__Problem to work on__
Reproduce the part of the material below that opens with the line containing "demo-tile-r1-c1 <box>107 595 155 659</box>" and closes with the line containing "player-tile-r4-c1[interactable] <box>601 795", with both of those lines included.

(Saved entries)
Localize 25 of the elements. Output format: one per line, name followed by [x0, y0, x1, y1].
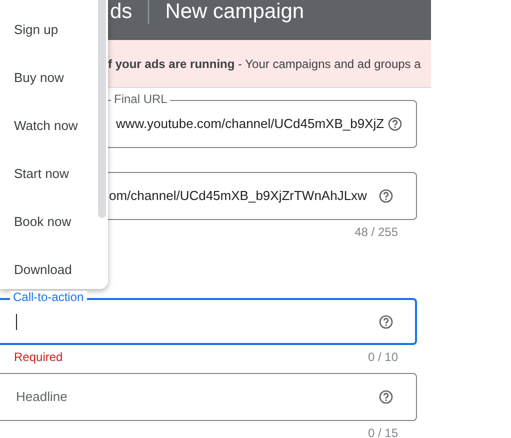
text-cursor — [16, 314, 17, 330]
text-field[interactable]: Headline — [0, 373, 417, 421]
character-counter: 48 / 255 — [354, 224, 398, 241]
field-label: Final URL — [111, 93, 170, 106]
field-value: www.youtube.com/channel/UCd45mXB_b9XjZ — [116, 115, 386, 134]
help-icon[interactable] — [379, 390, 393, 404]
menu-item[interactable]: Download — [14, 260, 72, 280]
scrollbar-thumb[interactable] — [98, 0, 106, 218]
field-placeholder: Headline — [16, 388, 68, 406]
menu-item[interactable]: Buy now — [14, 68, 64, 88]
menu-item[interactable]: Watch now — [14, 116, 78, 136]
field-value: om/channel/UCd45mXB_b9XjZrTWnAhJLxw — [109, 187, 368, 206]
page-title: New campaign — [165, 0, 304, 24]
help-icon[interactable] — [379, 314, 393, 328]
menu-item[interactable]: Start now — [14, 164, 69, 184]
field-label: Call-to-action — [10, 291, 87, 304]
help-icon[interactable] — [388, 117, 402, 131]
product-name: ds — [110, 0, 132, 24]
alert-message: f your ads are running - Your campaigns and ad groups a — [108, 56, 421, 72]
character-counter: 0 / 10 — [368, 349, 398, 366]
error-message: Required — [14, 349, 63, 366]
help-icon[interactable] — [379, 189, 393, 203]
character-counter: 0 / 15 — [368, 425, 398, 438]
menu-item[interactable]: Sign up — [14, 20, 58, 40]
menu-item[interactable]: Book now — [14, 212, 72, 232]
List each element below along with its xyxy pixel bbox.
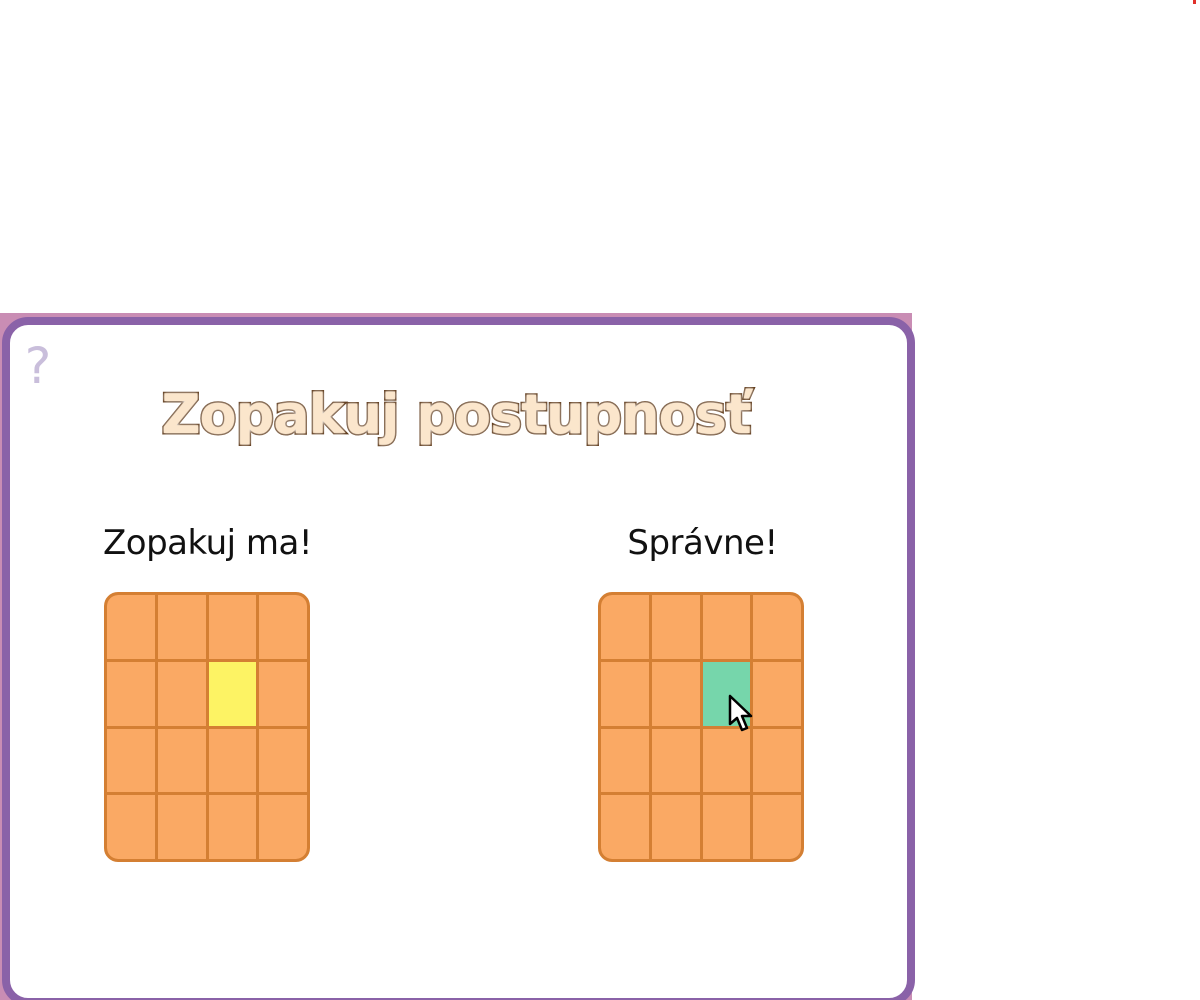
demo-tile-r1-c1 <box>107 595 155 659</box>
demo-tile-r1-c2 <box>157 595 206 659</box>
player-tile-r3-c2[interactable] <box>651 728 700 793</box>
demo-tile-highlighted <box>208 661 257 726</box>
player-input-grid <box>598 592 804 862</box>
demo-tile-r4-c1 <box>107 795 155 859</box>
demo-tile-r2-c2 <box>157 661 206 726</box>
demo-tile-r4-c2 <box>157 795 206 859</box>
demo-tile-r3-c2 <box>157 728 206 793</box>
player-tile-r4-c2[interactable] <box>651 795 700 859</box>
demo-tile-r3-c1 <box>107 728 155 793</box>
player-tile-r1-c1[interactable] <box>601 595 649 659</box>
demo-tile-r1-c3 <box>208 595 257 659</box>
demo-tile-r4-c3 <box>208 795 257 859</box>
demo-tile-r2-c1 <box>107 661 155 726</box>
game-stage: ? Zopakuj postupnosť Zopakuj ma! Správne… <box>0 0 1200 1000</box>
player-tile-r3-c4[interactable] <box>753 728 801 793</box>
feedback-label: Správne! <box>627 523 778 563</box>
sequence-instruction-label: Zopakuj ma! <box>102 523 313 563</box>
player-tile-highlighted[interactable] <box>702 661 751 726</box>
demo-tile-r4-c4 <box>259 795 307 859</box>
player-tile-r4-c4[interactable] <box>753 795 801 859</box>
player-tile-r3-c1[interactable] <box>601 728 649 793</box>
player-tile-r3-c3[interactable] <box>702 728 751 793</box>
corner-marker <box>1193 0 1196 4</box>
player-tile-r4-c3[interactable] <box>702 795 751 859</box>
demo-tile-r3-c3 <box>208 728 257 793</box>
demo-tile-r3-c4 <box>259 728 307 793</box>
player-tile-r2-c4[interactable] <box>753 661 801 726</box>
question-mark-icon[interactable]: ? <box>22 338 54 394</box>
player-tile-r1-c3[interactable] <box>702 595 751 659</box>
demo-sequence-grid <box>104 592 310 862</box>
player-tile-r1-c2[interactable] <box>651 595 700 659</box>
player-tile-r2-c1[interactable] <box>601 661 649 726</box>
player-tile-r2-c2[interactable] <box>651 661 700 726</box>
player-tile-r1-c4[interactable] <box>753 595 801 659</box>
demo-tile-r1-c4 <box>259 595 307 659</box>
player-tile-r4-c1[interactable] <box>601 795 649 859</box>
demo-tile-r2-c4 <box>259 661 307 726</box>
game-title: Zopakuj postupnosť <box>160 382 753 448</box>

...

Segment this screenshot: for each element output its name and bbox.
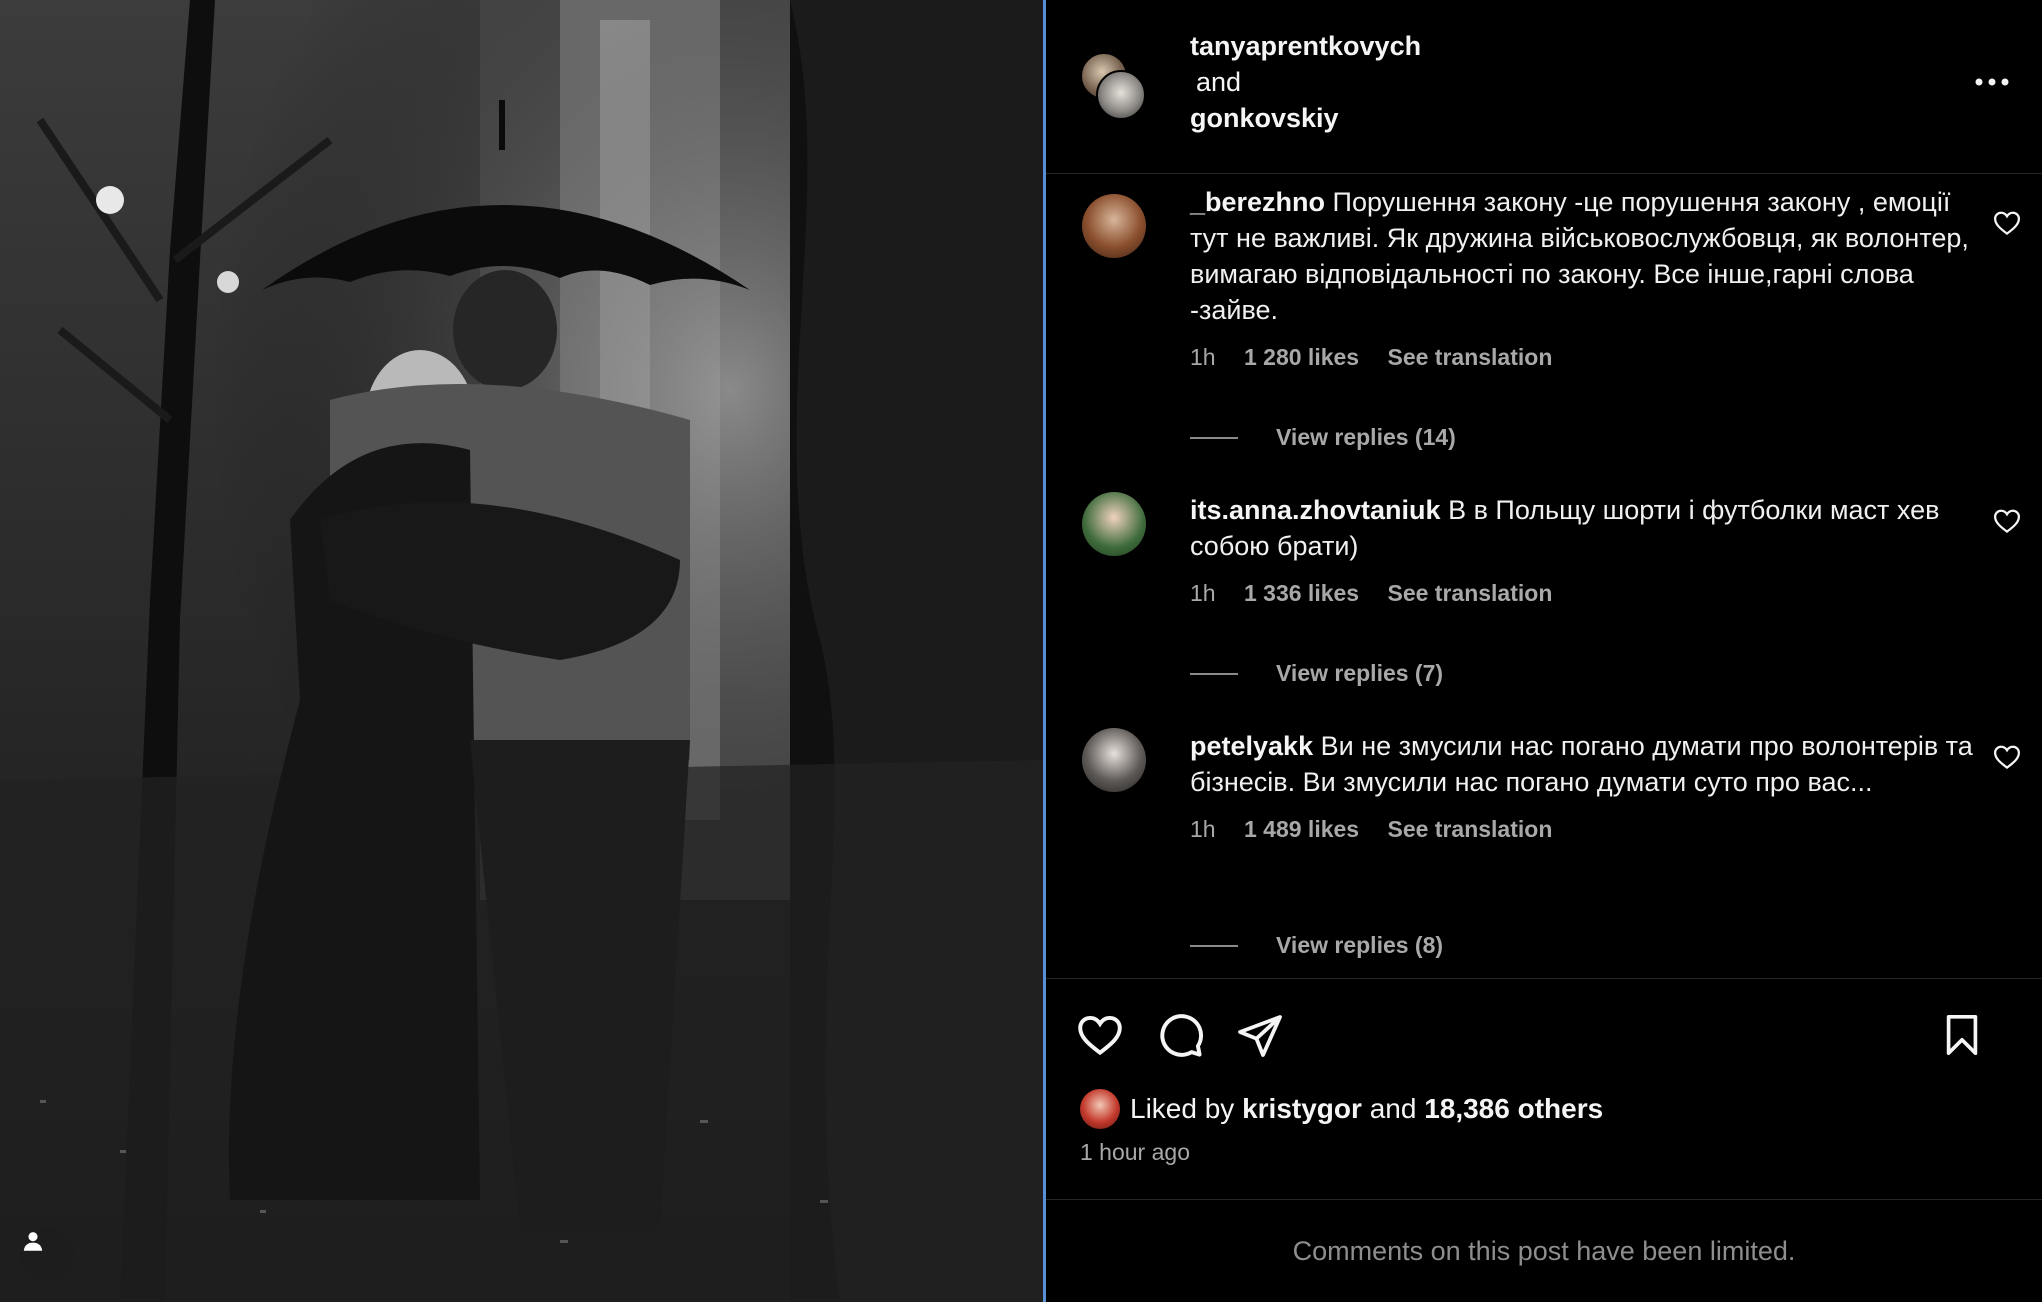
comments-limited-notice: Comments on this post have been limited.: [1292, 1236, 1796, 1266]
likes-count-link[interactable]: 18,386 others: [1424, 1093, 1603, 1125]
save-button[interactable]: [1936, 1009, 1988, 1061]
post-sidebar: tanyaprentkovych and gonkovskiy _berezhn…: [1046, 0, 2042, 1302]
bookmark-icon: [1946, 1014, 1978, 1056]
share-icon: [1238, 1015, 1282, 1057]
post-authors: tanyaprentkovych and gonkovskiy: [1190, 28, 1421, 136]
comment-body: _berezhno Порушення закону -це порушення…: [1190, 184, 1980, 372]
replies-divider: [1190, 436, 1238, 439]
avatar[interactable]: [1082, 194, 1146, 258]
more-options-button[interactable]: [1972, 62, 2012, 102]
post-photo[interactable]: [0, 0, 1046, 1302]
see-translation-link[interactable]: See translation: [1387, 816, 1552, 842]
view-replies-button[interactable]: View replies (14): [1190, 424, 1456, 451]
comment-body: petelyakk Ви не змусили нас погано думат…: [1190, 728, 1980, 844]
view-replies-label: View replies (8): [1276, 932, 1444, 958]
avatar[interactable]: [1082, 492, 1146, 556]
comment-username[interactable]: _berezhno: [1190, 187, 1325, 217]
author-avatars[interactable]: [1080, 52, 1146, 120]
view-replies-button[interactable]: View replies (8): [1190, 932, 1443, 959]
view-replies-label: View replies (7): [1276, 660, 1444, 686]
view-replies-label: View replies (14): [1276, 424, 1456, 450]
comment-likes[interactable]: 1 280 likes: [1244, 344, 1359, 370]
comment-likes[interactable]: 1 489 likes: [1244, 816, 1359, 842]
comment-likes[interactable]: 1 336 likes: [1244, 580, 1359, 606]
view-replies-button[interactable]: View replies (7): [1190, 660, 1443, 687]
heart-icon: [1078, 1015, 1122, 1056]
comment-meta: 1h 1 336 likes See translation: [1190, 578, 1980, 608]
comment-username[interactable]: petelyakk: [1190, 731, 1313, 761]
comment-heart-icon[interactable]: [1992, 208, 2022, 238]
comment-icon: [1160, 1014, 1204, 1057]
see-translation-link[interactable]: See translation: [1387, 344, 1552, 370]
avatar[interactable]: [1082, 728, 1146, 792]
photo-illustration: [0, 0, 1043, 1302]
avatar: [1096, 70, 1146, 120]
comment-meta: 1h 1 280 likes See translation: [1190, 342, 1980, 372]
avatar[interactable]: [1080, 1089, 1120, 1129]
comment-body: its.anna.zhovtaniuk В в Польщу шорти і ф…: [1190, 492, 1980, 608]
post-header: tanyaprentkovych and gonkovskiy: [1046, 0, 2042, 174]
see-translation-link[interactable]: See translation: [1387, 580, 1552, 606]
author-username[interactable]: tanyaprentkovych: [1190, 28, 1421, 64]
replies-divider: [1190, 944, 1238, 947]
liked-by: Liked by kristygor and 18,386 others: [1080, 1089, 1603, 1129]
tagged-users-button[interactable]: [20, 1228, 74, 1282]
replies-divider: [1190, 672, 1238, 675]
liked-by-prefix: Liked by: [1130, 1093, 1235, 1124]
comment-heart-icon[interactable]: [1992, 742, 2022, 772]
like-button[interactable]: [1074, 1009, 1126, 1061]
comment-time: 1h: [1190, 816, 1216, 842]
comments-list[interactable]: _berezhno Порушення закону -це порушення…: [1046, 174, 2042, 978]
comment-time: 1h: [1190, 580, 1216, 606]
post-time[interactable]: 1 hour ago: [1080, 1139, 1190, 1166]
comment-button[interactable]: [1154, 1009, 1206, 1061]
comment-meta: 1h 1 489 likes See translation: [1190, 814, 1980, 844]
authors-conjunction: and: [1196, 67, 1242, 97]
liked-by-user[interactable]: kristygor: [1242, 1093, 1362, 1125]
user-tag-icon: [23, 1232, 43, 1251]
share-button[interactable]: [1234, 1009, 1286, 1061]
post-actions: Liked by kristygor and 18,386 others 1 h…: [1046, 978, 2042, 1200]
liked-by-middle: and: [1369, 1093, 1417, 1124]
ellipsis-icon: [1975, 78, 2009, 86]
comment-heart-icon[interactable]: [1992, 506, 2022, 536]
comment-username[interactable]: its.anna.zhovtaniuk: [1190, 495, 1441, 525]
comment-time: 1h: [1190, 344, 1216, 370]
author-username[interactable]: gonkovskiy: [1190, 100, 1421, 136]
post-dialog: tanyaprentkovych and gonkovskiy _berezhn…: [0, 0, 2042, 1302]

__Correct response__
demo-tile-r1-c1 <box>107 595 155 659</box>
demo-tile-r1-c2 <box>157 595 206 659</box>
player-tile-r3-c2[interactable] <box>651 728 700 793</box>
demo-tile-highlighted <box>208 661 257 726</box>
player-input-grid <box>598 592 804 862</box>
demo-tile-r4-c1 <box>107 795 155 859</box>
demo-tile-r2-c2 <box>157 661 206 726</box>
demo-tile-r4-c2 <box>157 795 206 859</box>
demo-tile-r3-c2 <box>157 728 206 793</box>
player-tile-r4-c2[interactable] <box>651 795 700 859</box>
demo-tile-r3-c1 <box>107 728 155 793</box>
player-tile-r1-c1[interactable] <box>601 595 649 659</box>
demo-tile-r1-c3 <box>208 595 257 659</box>
demo-tile-r4-c3 <box>208 795 257 859</box>
demo-tile-r2-c1 <box>107 661 155 726</box>
game-stage: ? Zopakuj postupnosť Zopakuj ma! Správne… <box>0 0 1200 1000</box>
player-tile-r3-c4[interactable] <box>753 728 801 793</box>
feedback-label: Správne! <box>627 523 778 563</box>
sequence-instruction-label: Zopakuj ma! <box>102 523 313 563</box>
player-tile-highlighted[interactable] <box>702 661 751 726</box>
demo-tile-r4-c4 <box>259 795 307 859</box>
player-tile-r4-c4[interactable] <box>753 795 801 859</box>
player-tile-r3-c1[interactable] <box>601 728 649 793</box>
player-tile-r3-c3[interactable] <box>702 728 751 793</box>
corner-marker <box>1193 0 1196 4</box>
player-tile-r4-c3[interactable] <box>702 795 751 859</box>
demo-tile-r3-c3 <box>208 728 257 793</box>
demo-tile-r3-c4 <box>259 728 307 793</box>
player-tile-r2-c4[interactable] <box>753 661 801 726</box>
question-mark-icon[interactable]: ? <box>22 338 54 394</box>
player-tile-r1-c3[interactable] <box>702 595 751 659</box>
demo-sequence-grid <box>104 592 310 862</box>
player-tile-r1-c2[interactable] <box>651 595 700 659</box>
player-tile-r2-c1[interactable] <box>601 661 649 726</box>
player-tile-r2-c2[interactable] <box>651 661 700 726</box>
player-tile-r1-c4[interactable] <box>753 595 801 659</box>
demo-tile-r1-c4 <box>259 595 307 659</box>
player-tile-r4-c1[interactable] <box>601 795 649 859</box>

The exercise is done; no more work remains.